• _WHAT NEEDS TO BE DONE_
Below are records. Copy every line with "INDUSTRY" in it.

(Items from a dataset)
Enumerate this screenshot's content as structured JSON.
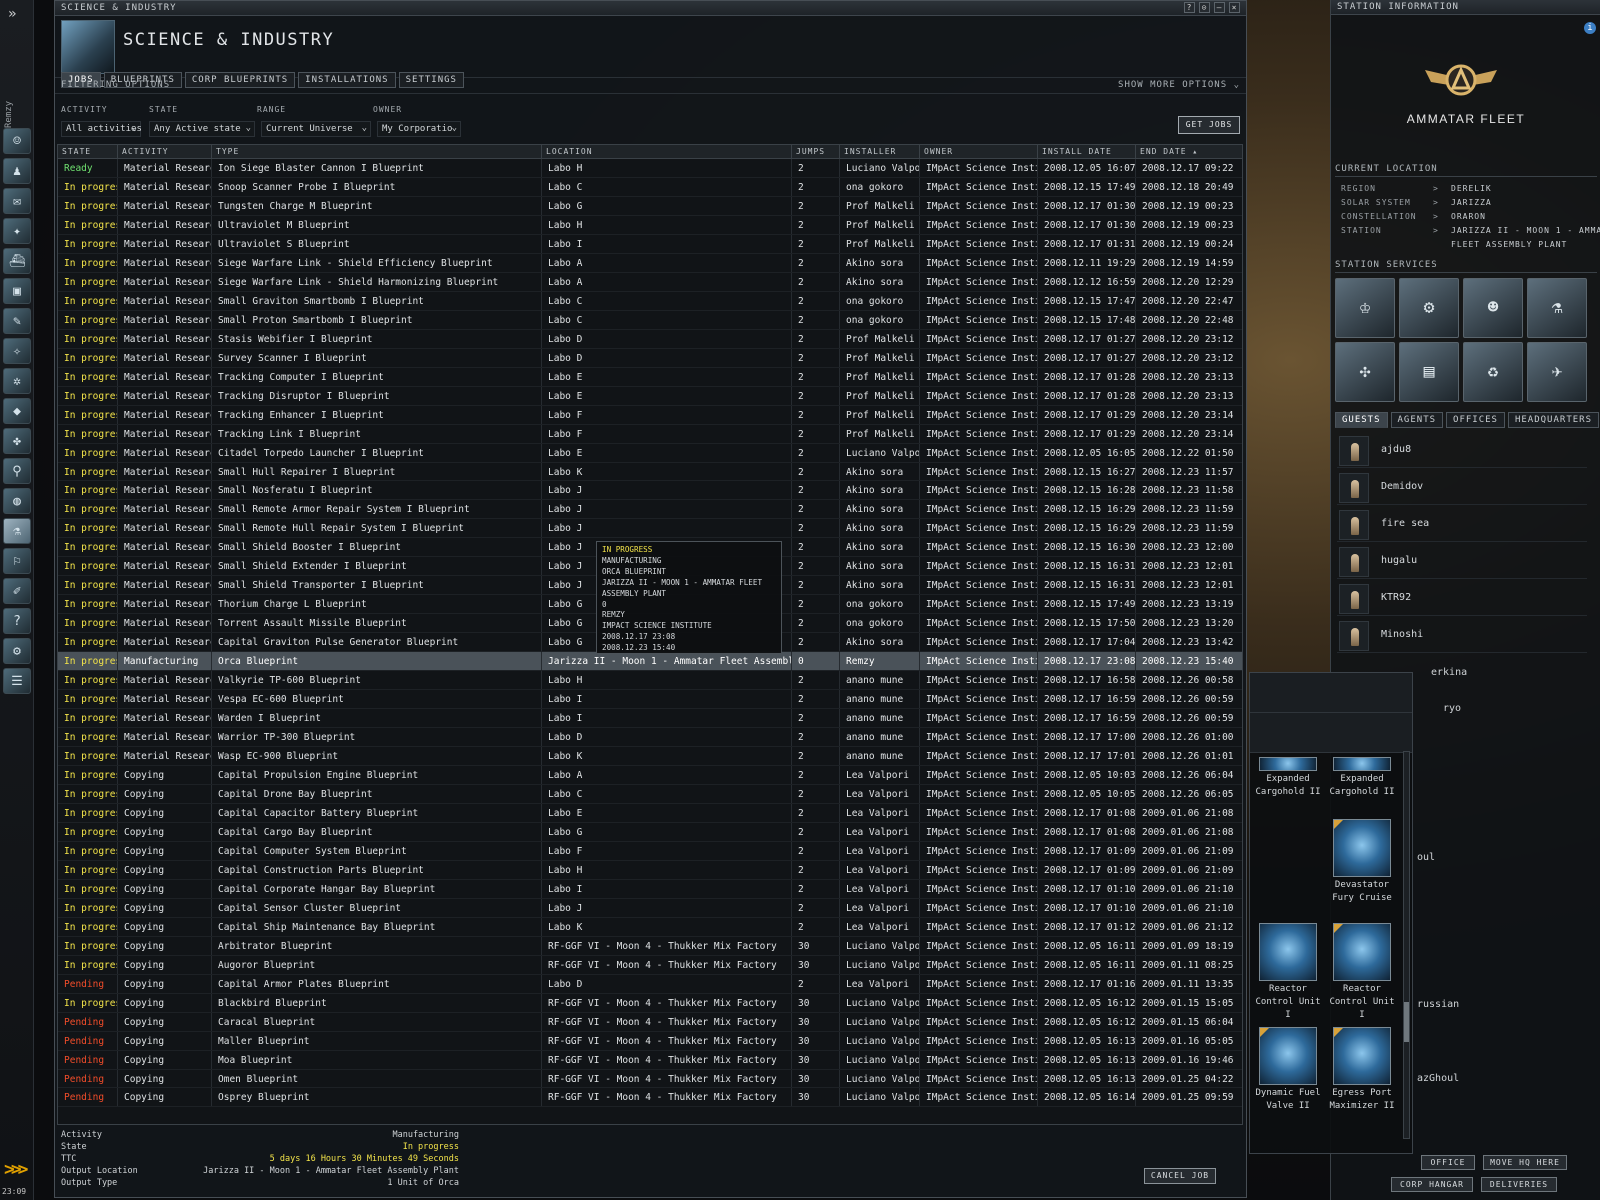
{
  "neocom": {
    "pilot_name": "Remzy",
    "clock": "23:09",
    "expand_glyph": "»",
    "collapse_glyph": ">>>"
  },
  "window": {
    "title_small": "SCIENCE & INDUSTRY",
    "title_big": "SCIENCE & INDUSTRY",
    "controls": [
      "?",
      "⊙",
      "–",
      "×"
    ],
    "tabs": [
      "JOBS",
      "BLUEPRINTS",
      "CORP BLUEPRINTS",
      "INSTALLATIONS",
      "SETTINGS"
    ],
    "filter_label": "FILTERING OPTIONS",
    "show_more": "SHOW MORE OPTIONS",
    "filters": {
      "activity_label": "ACTIVITY",
      "activity_value": "All activities",
      "state_label": "STATE",
      "state_value": "Any Active state",
      "range_label": "RANGE",
      "range_value": "Current Universe",
      "owner_label": "OWNER",
      "owner_value": "My Corporatio"
    },
    "get_jobs": "GET JOBS",
    "columns": [
      "STATE",
      "ACTIVITY",
      "TYPE",
      "LOCATION",
      "JUMPS",
      "INSTALLER",
      "OWNER",
      "INSTALL DATE",
      "END DATE"
    ],
    "rows": [
      [
        "Ready",
        "Material Research",
        "Ion Siege Blaster Cannon I Blueprint",
        "Labo H",
        "2",
        "Luciano Valpori",
        "IMpAct Science Institute",
        "2008.12.05 16:07",
        "2008.12.17 09:22"
      ],
      [
        "In progress",
        "Material Research",
        "Snoop Scanner Probe I Blueprint",
        "Labo C",
        "2",
        "ona gokoro",
        "IMpAct Science Institute",
        "2008.12.15 17:49",
        "2008.12.18 20:49"
      ],
      [
        "In progress",
        "Material Research",
        "Tungsten Charge M Blueprint",
        "Labo G",
        "2",
        "Prof Malkeli",
        "IMpAct Science Institute",
        "2008.12.17 01:30",
        "2008.12.19 00:23"
      ],
      [
        "In progress",
        "Material Research",
        "Ultraviolet M Blueprint",
        "Labo H",
        "2",
        "Prof Malkeli",
        "IMpAct Science Institute",
        "2008.12.17 01:30",
        "2008.12.19 00:23"
      ],
      [
        "In progress",
        "Material Research",
        "Ultraviolet S Blueprint",
        "Labo I",
        "2",
        "Prof Malkeli",
        "IMpAct Science Institute",
        "2008.12.17 01:31",
        "2008.12.19 00:24"
      ],
      [
        "In progress",
        "Material Research",
        "Siege Warfare Link - Shield Efficiency Blueprint",
        "Labo A",
        "2",
        "Akino sora",
        "IMpAct Science Institute",
        "2008.12.11 19:29",
        "2008.12.19 14:59"
      ],
      [
        "In progress",
        "Material Research",
        "Siege Warfare Link - Shield Harmonizing Blueprint",
        "Labo A",
        "2",
        "Akino sora",
        "IMpAct Science Institute",
        "2008.12.12 16:59",
        "2008.12.20 12:29"
      ],
      [
        "In progress",
        "Material Research",
        "Small Graviton Smartbomb I Blueprint",
        "Labo C",
        "2",
        "ona gokoro",
        "IMpAct Science Institute",
        "2008.12.15 17:47",
        "2008.12.20 22:47"
      ],
      [
        "In progress",
        "Material Research",
        "Small Proton Smartbomb I Blueprint",
        "Labo C",
        "2",
        "ona gokoro",
        "IMpAct Science Institute",
        "2008.12.15 17:48",
        "2008.12.20 22:48"
      ],
      [
        "In progress",
        "Material Research",
        "Stasis Webifier I Blueprint",
        "Labo D",
        "2",
        "Prof Malkeli",
        "IMpAct Science Institute",
        "2008.12.17 01:27",
        "2008.12.20 23:12"
      ],
      [
        "In progress",
        "Material Research",
        "Survey Scanner I Blueprint",
        "Labo D",
        "2",
        "Prof Malkeli",
        "IMpAct Science Institute",
        "2008.12.17 01:27",
        "2008.12.20 23:12"
      ],
      [
        "In progress",
        "Material Research",
        "Tracking Computer I Blueprint",
        "Labo E",
        "2",
        "Prof Malkeli",
        "IMpAct Science Institute",
        "2008.12.17 01:28",
        "2008.12.20 23:13"
      ],
      [
        "In progress",
        "Material Research",
        "Tracking Disruptor I Blueprint",
        "Labo E",
        "2",
        "Prof Malkeli",
        "IMpAct Science Institute",
        "2008.12.17 01:28",
        "2008.12.20 23:13"
      ],
      [
        "In progress",
        "Material Research",
        "Tracking Enhancer I Blueprint",
        "Labo F",
        "2",
        "Prof Malkeli",
        "IMpAct Science Institute",
        "2008.12.17 01:29",
        "2008.12.20 23:14"
      ],
      [
        "In progress",
        "Material Research",
        "Tracking Link I Blueprint",
        "Labo F",
        "2",
        "Prof Malkeli",
        "IMpAct Science Institute",
        "2008.12.17 01:29",
        "2008.12.20 23:14"
      ],
      [
        "In progress",
        "Material Research",
        "Citadel Torpedo Launcher I Blueprint",
        "Labo E",
        "2",
        "Luciano Valpori",
        "IMpAct Science Institute",
        "2008.12.05 16:05",
        "2008.12.22 01:50"
      ],
      [
        "In progress",
        "Material Research",
        "Small Hull Repairer I Blueprint",
        "Labo K",
        "2",
        "Akino sora",
        "IMpAct Science Institute",
        "2008.12.15 16:27",
        "2008.12.23 11:57"
      ],
      [
        "In progress",
        "Material Research",
        "Small Nosferatu I Blueprint",
        "Labo J",
        "2",
        "Akino sora",
        "IMpAct Science Institute",
        "2008.12.15 16:28",
        "2008.12.23 11:58"
      ],
      [
        "In progress",
        "Material Research",
        "Small Remote Armor Repair System I Blueprint",
        "Labo J",
        "2",
        "Akino sora",
        "IMpAct Science Institute",
        "2008.12.15 16:29",
        "2008.12.23 11:59"
      ],
      [
        "In progress",
        "Material Research",
        "Small Remote Hull Repair System I Blueprint",
        "Labo J",
        "2",
        "Akino sora",
        "IMpAct Science Institute",
        "2008.12.15 16:29",
        "2008.12.23 11:59"
      ],
      [
        "In progress",
        "Material Research",
        "Small Shield Booster I Blueprint",
        "Labo J",
        "2",
        "Akino sora",
        "IMpAct Science Institute",
        "2008.12.15 16:30",
        "2008.12.23 12:00"
      ],
      [
        "In progress",
        "Material Research",
        "Small Shield Extender I Blueprint",
        "Labo J",
        "2",
        "Akino sora",
        "IMpAct Science Institute",
        "2008.12.15 16:31",
        "2008.12.23 12:01"
      ],
      [
        "In progress",
        "Material Research",
        "Small Shield Transporter I Blueprint",
        "Labo J",
        "2",
        "Akino sora",
        "IMpAct Science Institute",
        "2008.12.15 16:31",
        "2008.12.23 12:01"
      ],
      [
        "In progress",
        "Material Research",
        "Thorium Charge L Blueprint",
        "Labo G",
        "2",
        "ona gokoro",
        "IMpAct Science Institute",
        "2008.12.15 17:49",
        "2008.12.23 13:19"
      ],
      [
        "In progress",
        "Material Research",
        "Torrent Assault Missile Blueprint",
        "Labo G",
        "2",
        "ona gokoro",
        "IMpAct Science Institute",
        "2008.12.15 17:50",
        "2008.12.23 13:20"
      ],
      [
        "In progress",
        "Material Research",
        "Capital Graviton Pulse Generator Blueprint",
        "Labo G",
        "2",
        "Akino sora",
        "IMpAct Science Institute",
        "2008.12.17 17:04",
        "2008.12.23 13:42"
      ],
      [
        "In progress",
        "Manufacturing",
        "Orca Blueprint",
        "Jarizza II - Moon 1 - Ammatar Fleet Assembly Plant",
        "0",
        "Remzy",
        "IMpAct Science Institute",
        "2008.12.17 23:08",
        "2008.12.23 15:40"
      ],
      [
        "In progress",
        "Material Research",
        "Valkyrie TP-600 Blueprint",
        "Labo H",
        "2",
        "anano mune",
        "IMpAct Science Institute",
        "2008.12.17 16:58",
        "2008.12.26 00:58"
      ],
      [
        "In progress",
        "Material Research",
        "Vespa EC-600 Blueprint",
        "Labo I",
        "2",
        "anano mune",
        "IMpAct Science Institute",
        "2008.12.17 16:59",
        "2008.12.26 00:59"
      ],
      [
        "In progress",
        "Material Research",
        "Warden I Blueprint",
        "Labo I",
        "2",
        "anano mune",
        "IMpAct Science Institute",
        "2008.12.17 16:59",
        "2008.12.26 00:59"
      ],
      [
        "In progress",
        "Material Research",
        "Warrior TP-300 Blueprint",
        "Labo D",
        "2",
        "anano mune",
        "IMpAct Science Institute",
        "2008.12.17 17:00",
        "2008.12.26 01:00"
      ],
      [
        "In progress",
        "Material Research",
        "Wasp EC-900 Blueprint",
        "Labo K",
        "2",
        "anano mune",
        "IMpAct Science Institute",
        "2008.12.17 17:01",
        "2008.12.26 01:01"
      ],
      [
        "In progress",
        "Copying",
        "Capital Propulsion Engine Blueprint",
        "Labo A",
        "2",
        "Lea Valpori",
        "IMpAct Science Institute",
        "2008.12.05 10:03",
        "2008.12.26 06:04"
      ],
      [
        "In progress",
        "Copying",
        "Capital Drone Bay Blueprint",
        "Labo C",
        "2",
        "Lea Valpori",
        "IMpAct Science Institute",
        "2008.12.05 10:05",
        "2008.12.26 06:05"
      ],
      [
        "In progress",
        "Copying",
        "Capital Capacitor Battery Blueprint",
        "Labo E",
        "2",
        "Lea Valpori",
        "IMpAct Science Institute",
        "2008.12.17 01:08",
        "2009.01.06 21:08"
      ],
      [
        "In progress",
        "Copying",
        "Capital Cargo Bay Blueprint",
        "Labo G",
        "2",
        "Lea Valpori",
        "IMpAct Science Institute",
        "2008.12.17 01:08",
        "2009.01.06 21:08"
      ],
      [
        "In progress",
        "Copying",
        "Capital Computer System Blueprint",
        "Labo F",
        "2",
        "Lea Valpori",
        "IMpAct Science Institute",
        "2008.12.17 01:09",
        "2009.01.06 21:09"
      ],
      [
        "In progress",
        "Copying",
        "Capital Construction Parts Blueprint",
        "Labo H",
        "2",
        "Lea Valpori",
        "IMpAct Science Institute",
        "2008.12.17 01:09",
        "2009.01.06 21:09"
      ],
      [
        "In progress",
        "Copying",
        "Capital Corporate Hangar Bay Blueprint",
        "Labo I",
        "2",
        "Lea Valpori",
        "IMpAct Science Institute",
        "2008.12.17 01:10",
        "2009.01.06 21:10"
      ],
      [
        "In progress",
        "Copying",
        "Capital Sensor Cluster Blueprint",
        "Labo J",
        "2",
        "Lea Valpori",
        "IMpAct Science Institute",
        "2008.12.17 01:10",
        "2009.01.06 21:10"
      ],
      [
        "In progress",
        "Copying",
        "Capital Ship Maintenance Bay Blueprint",
        "Labo K",
        "2",
        "Lea Valpori",
        "IMpAct Science Institute",
        "2008.12.17 01:12",
        "2009.01.06 21:12"
      ],
      [
        "In progress",
        "Copying",
        "Arbitrator Blueprint",
        "RF-GGF VI - Moon 4 - Thukker Mix Factory",
        "30",
        "Luciano Valpori",
        "IMpAct Science Institute",
        "2008.12.05 16:11",
        "2009.01.09 18:19"
      ],
      [
        "In progress",
        "Copying",
        "Augoror Blueprint",
        "RF-GGF VI - Moon 4 - Thukker Mix Factory",
        "30",
        "Luciano Valpori",
        "IMpAct Science Institute",
        "2008.12.05 16:11",
        "2009.01.11 08:25"
      ],
      [
        "Pending",
        "Copying",
        "Capital Armor Plates Blueprint",
        "Labo D",
        "2",
        "Lea Valpori",
        "IMpAct Science Institute",
        "2008.12.17 01:16",
        "2009.01.11 13:35"
      ],
      [
        "In progress",
        "Copying",
        "Blackbird Blueprint",
        "RF-GGF VI - Moon 4 - Thukker Mix Factory",
        "30",
        "Luciano Valpori",
        "IMpAct Science Institute",
        "2008.12.05 16:12",
        "2009.01.15 15:05"
      ],
      [
        "Pending",
        "Copying",
        "Caracal Blueprint",
        "RF-GGF VI - Moon 4 - Thukker Mix Factory",
        "30",
        "Luciano Valpori",
        "IMpAct Science Institute",
        "2008.12.05 16:12",
        "2009.01.15 06:04"
      ],
      [
        "Pending",
        "Copying",
        "Maller Blueprint",
        "RF-GGF VI - Moon 4 - Thukker Mix Factory",
        "30",
        "Luciano Valpori",
        "IMpAct Science Institute",
        "2008.12.05 16:13",
        "2009.01.16 05:05"
      ],
      [
        "Pending",
        "Copying",
        "Moa Blueprint",
        "RF-GGF VI - Moon 4 - Thukker Mix Factory",
        "30",
        "Luciano Valpori",
        "IMpAct Science Institute",
        "2008.12.05 16:13",
        "2009.01.16 19:46"
      ],
      [
        "Pending",
        "Copying",
        "Omen Blueprint",
        "RF-GGF VI - Moon 4 - Thukker Mix Factory",
        "30",
        "Luciano Valpori",
        "IMpAct Science Institute",
        "2008.12.05 16:13",
        "2009.01.25 04:22"
      ],
      [
        "Pending",
        "Copying",
        "Osprey Blueprint",
        "RF-GGF VI - Moon 4 - Thukker Mix Factory",
        "30",
        "Luciano Valpori",
        "IMpAct Science Institute",
        "2008.12.05 16:14",
        "2009.01.25 09:59"
      ]
    ],
    "tooltip": [
      "IN PROGRESS",
      "MANUFACTURING",
      "ORCA BLUEPRINT",
      "JARIZZA II - MOON 1 - AMMATAR FLEET",
      "ASSEMBLY PLANT",
      "0",
      "REMZY",
      "IMPACT SCIENCE INSTITUTE",
      "2008.12.17 23:08",
      "2008.12.23 15:40"
    ],
    "details": {
      "activity_label": "Activity",
      "activity": "Manufacturing",
      "state_label": "State",
      "state": "In progress",
      "ttc_label": "TTC",
      "ttc": "5 days 16 Hours 30 Minutes 49 Seconds",
      "output_location_label": "Output Location",
      "output_location": "Jarizza II - Moon 1 - Ammatar Fleet Assembly Plant",
      "output_type_label": "Output Type",
      "output_type": "1 Unit of Orca"
    },
    "cancel_job": "CANCEL JOB"
  },
  "hangar": {
    "items": [
      {
        "name": "Expanded Cargohold II"
      },
      {
        "name": "Expanded Cargohold II"
      },
      {
        "name": "Devastator Fury Cruise"
      },
      {
        "name": "Reactor Control Unit I"
      },
      {
        "name": "Reactor Control Unit I"
      },
      {
        "name": "Dynamic Fuel Valve II"
      },
      {
        "name": "Egress Port Maximizer II"
      }
    ]
  },
  "station": {
    "title": "STATION INFORMATION",
    "info_glyph": "i",
    "corp": "AMMATAR FLEET",
    "current_location": "CURRENT LOCATION",
    "region_label": "REGION",
    "region": "DERELIK",
    "system_label": "SOLAR SYSTEM",
    "system": "JARIZZA",
    "constellation_label": "CONSTELLATION",
    "constellation": "ORARON",
    "station_label": "STATION",
    "station_line1": "JARIZZA II - MOON 1 - AMMATAR",
    "station_line2": "FLEET ASSEMBLY PLANT",
    "arrow": ">",
    "services_label": "STATION SERVICES",
    "tabs": [
      "GUESTS",
      "AGENTS",
      "OFFICES",
      "HEADQUARTERS"
    ],
    "guests": [
      "ajdu8",
      "Demidov",
      "fire sea",
      "hugalu",
      "KTR92",
      "Minoshi"
    ],
    "partial_guests": [
      "erkina",
      "ryo",
      "oul",
      "russian",
      "azGhoul"
    ],
    "buttons": {
      "office": "OFFICE",
      "move_hq": "MOVE HQ HERE",
      "corp_hangar": "CORP HANGAR",
      "deliveries": "DELIVERIES"
    },
    "colors": {
      "ready": "#6fe06f",
      "in_progress": "#f2e34a",
      "pending": "#f24d2a"
    }
  }
}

• _FULL ANSWER_
    "title_small": "SCIENCE & INDUSTRY",
    "title_big": "SCIENCE & INDUSTRY",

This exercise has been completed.